▸ Work to do
Determine how many lines of the records include "plateau", and answer with the number alone.

▸ Listing
_____

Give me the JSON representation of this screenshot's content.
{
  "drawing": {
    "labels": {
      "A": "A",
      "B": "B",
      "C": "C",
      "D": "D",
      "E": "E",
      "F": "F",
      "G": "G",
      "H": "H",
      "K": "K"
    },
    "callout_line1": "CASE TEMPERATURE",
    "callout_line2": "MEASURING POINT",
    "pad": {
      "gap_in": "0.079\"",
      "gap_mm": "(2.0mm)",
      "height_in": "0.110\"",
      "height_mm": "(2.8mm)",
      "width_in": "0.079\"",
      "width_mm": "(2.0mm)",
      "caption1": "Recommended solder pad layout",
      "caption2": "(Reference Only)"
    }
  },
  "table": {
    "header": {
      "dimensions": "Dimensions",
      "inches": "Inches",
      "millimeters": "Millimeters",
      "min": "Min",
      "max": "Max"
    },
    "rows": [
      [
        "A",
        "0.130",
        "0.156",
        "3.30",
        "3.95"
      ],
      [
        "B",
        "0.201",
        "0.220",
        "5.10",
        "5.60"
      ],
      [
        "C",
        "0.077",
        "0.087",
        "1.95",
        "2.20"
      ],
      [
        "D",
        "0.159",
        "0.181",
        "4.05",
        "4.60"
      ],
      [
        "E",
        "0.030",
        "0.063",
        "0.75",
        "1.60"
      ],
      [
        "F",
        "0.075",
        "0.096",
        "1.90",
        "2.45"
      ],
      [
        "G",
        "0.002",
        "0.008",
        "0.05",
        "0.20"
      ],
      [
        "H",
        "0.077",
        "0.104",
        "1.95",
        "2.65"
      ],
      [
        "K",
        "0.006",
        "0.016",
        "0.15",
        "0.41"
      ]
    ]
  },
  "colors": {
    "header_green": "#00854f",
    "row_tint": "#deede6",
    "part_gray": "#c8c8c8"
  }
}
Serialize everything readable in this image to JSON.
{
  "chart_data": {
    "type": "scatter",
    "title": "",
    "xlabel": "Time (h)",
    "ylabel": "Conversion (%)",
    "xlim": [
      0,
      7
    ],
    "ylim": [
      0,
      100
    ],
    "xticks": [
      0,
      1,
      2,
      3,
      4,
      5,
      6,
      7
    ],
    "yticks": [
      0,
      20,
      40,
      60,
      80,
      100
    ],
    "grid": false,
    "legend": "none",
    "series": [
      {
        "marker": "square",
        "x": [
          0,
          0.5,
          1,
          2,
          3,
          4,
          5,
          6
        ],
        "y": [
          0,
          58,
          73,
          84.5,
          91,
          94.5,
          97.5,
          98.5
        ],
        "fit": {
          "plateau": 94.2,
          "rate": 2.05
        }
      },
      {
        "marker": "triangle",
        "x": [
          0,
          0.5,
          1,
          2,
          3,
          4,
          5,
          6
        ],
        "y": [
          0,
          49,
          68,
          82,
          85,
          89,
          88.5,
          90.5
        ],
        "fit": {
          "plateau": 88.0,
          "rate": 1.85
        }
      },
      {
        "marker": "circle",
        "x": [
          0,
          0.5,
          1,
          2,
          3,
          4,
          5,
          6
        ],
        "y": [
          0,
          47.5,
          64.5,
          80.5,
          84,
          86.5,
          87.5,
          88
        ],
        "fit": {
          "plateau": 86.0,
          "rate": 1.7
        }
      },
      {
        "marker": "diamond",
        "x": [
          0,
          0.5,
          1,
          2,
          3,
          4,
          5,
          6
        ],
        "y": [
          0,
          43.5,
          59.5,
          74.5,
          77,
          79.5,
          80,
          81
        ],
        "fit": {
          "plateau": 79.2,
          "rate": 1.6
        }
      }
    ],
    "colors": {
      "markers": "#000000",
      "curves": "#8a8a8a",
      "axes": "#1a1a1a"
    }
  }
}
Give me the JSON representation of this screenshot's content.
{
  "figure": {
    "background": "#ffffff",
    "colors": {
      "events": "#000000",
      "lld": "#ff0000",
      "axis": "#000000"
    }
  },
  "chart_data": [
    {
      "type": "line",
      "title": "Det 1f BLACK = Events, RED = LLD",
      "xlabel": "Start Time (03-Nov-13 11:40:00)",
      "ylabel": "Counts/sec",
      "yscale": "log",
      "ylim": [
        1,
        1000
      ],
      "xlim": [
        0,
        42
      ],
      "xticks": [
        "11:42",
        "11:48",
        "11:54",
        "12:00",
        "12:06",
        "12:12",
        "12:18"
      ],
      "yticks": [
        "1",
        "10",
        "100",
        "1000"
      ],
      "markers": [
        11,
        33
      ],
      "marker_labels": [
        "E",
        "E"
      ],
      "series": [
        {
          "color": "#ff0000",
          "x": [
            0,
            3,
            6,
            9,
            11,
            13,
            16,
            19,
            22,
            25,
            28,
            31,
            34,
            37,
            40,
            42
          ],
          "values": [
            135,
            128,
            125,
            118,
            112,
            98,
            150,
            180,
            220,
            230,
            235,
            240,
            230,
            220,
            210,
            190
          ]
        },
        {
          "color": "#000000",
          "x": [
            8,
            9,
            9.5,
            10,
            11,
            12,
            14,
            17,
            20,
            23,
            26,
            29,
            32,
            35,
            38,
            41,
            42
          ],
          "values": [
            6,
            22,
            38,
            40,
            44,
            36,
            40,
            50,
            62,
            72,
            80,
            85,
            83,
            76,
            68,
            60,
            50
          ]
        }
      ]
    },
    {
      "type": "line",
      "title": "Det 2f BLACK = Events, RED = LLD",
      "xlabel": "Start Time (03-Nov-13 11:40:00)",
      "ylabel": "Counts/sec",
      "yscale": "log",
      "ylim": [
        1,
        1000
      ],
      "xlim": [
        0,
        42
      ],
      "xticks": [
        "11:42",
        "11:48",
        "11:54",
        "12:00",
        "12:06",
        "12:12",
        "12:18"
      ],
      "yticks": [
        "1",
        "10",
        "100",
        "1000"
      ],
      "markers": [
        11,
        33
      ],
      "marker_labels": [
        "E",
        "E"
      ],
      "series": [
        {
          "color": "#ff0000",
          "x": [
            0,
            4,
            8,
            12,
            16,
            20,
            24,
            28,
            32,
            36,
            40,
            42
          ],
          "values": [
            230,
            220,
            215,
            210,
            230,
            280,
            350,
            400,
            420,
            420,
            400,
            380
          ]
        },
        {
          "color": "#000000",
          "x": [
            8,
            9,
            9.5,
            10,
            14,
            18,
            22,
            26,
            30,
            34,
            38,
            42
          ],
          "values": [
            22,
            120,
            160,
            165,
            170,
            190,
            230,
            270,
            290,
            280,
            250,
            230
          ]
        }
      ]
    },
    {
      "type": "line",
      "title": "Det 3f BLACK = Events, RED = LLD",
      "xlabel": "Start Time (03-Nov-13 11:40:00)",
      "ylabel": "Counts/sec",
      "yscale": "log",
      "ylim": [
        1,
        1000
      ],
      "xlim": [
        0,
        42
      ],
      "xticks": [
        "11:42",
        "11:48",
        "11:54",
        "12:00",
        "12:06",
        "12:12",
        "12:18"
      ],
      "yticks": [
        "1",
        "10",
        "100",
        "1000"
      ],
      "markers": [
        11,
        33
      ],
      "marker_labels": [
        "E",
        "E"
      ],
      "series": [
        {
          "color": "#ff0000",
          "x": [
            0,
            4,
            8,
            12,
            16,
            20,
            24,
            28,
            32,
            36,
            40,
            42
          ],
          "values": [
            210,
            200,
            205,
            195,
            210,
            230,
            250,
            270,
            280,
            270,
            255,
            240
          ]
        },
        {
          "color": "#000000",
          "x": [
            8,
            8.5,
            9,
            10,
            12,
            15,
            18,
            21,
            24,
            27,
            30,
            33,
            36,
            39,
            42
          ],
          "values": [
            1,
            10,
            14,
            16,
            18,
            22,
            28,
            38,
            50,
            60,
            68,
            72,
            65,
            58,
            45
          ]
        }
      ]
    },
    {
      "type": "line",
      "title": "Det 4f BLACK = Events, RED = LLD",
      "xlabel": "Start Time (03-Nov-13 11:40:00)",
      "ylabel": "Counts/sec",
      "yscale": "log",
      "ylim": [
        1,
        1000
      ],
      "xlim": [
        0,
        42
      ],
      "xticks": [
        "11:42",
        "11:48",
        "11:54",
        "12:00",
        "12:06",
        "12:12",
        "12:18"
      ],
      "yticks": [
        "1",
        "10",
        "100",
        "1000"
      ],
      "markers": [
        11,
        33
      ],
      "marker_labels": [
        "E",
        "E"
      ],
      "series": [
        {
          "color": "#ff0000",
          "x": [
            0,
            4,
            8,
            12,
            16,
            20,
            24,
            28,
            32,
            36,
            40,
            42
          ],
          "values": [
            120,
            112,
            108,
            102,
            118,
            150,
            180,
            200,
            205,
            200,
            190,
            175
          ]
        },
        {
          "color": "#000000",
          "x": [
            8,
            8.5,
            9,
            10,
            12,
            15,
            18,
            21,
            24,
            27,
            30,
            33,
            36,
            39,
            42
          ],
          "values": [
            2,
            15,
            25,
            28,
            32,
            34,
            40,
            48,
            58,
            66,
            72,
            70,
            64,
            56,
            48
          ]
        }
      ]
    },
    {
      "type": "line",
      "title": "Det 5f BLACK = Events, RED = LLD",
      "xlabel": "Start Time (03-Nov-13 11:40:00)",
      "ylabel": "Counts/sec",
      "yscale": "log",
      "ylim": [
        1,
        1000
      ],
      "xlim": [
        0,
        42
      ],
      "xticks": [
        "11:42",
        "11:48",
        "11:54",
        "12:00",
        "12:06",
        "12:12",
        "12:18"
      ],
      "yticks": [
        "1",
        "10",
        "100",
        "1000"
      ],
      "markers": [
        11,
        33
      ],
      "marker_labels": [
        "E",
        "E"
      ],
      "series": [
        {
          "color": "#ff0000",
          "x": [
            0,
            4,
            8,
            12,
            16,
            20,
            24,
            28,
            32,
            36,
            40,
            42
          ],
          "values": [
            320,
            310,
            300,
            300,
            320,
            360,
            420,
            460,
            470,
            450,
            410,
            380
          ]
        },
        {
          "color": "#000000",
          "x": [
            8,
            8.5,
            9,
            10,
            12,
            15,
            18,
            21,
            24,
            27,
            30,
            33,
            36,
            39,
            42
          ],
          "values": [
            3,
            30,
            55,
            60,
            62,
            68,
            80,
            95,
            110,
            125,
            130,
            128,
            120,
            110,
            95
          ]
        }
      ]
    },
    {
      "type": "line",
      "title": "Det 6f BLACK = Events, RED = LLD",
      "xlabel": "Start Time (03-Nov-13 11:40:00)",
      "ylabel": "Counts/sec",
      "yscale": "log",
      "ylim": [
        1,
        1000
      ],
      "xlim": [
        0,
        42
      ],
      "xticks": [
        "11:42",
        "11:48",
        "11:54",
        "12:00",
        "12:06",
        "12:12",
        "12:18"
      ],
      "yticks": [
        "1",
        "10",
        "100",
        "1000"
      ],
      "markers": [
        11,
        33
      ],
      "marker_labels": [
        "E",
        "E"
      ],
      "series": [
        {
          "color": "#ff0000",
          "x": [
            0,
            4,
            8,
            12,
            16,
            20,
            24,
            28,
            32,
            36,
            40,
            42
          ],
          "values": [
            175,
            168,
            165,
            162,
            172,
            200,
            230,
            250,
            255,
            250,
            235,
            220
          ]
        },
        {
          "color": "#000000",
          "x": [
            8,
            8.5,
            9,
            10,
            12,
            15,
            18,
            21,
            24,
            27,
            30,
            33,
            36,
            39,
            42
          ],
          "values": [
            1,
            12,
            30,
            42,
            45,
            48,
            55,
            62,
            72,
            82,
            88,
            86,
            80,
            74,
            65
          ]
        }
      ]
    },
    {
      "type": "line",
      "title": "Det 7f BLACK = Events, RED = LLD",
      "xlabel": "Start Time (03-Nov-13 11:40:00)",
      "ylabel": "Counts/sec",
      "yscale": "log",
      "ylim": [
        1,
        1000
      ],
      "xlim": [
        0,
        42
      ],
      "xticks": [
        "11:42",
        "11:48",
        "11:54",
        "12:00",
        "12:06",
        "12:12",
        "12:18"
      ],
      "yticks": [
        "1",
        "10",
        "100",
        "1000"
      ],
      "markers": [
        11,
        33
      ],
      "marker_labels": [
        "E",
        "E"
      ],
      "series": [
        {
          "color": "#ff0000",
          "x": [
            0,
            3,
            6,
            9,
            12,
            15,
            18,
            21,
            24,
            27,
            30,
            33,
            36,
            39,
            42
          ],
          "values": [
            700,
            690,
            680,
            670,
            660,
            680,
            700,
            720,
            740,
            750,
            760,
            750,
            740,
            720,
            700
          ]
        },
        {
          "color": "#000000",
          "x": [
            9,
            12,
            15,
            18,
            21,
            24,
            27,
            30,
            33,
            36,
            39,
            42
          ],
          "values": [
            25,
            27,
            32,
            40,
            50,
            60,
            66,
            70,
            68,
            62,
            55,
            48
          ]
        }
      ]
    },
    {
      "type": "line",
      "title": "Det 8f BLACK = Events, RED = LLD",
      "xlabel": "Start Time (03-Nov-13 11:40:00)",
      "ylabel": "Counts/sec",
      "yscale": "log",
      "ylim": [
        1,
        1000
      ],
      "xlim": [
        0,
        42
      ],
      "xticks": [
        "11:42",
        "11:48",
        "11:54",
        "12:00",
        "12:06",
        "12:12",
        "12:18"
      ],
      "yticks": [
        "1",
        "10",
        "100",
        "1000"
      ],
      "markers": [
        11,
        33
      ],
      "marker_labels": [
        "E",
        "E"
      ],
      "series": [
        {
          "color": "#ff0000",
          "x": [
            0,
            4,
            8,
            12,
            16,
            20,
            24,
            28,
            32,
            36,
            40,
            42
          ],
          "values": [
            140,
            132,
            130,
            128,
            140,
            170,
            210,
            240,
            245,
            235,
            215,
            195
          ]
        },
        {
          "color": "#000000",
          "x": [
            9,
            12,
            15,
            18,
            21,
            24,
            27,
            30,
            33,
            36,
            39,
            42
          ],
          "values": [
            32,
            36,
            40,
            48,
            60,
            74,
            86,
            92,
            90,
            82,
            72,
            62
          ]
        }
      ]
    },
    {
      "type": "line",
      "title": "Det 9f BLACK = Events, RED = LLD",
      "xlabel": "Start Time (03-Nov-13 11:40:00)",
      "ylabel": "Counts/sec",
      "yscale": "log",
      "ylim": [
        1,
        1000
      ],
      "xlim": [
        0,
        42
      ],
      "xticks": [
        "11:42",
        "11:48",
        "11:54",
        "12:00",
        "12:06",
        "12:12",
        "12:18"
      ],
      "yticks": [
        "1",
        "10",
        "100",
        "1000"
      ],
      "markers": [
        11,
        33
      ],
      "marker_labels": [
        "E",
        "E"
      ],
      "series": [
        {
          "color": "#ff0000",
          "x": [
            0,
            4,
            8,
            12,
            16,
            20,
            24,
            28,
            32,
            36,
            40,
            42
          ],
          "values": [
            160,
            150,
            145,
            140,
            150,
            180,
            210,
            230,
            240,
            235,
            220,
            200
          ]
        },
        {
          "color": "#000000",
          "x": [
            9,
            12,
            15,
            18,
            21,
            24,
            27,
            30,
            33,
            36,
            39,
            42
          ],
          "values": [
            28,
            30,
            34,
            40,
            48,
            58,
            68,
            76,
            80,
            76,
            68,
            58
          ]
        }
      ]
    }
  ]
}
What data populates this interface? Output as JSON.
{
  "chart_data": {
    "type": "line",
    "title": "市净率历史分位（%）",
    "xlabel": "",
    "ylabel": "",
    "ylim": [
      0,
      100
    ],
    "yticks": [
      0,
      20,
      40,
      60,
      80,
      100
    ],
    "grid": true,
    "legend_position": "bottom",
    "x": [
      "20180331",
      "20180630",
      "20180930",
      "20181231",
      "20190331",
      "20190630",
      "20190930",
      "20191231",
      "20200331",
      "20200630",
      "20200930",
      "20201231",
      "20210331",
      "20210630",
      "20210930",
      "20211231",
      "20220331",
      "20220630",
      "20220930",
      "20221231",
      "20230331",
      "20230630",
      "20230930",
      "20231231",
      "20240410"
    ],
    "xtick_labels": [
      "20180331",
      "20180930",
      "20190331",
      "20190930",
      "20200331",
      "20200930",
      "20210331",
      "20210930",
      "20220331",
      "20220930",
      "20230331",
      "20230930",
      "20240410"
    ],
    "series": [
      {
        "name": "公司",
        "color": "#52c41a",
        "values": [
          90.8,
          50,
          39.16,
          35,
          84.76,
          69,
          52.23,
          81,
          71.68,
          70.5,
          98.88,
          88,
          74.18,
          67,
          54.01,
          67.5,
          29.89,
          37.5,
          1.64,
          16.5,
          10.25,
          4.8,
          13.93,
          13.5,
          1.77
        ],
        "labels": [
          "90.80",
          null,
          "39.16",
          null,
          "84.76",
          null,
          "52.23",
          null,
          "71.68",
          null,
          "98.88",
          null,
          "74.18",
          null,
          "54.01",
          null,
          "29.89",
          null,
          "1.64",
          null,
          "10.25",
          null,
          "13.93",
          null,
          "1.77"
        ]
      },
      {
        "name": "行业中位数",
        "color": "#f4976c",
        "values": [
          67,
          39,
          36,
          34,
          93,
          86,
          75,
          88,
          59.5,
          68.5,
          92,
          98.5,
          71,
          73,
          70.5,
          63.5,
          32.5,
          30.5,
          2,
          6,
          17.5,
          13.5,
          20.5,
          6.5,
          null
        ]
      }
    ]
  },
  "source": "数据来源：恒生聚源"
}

_____

▸ Task result
4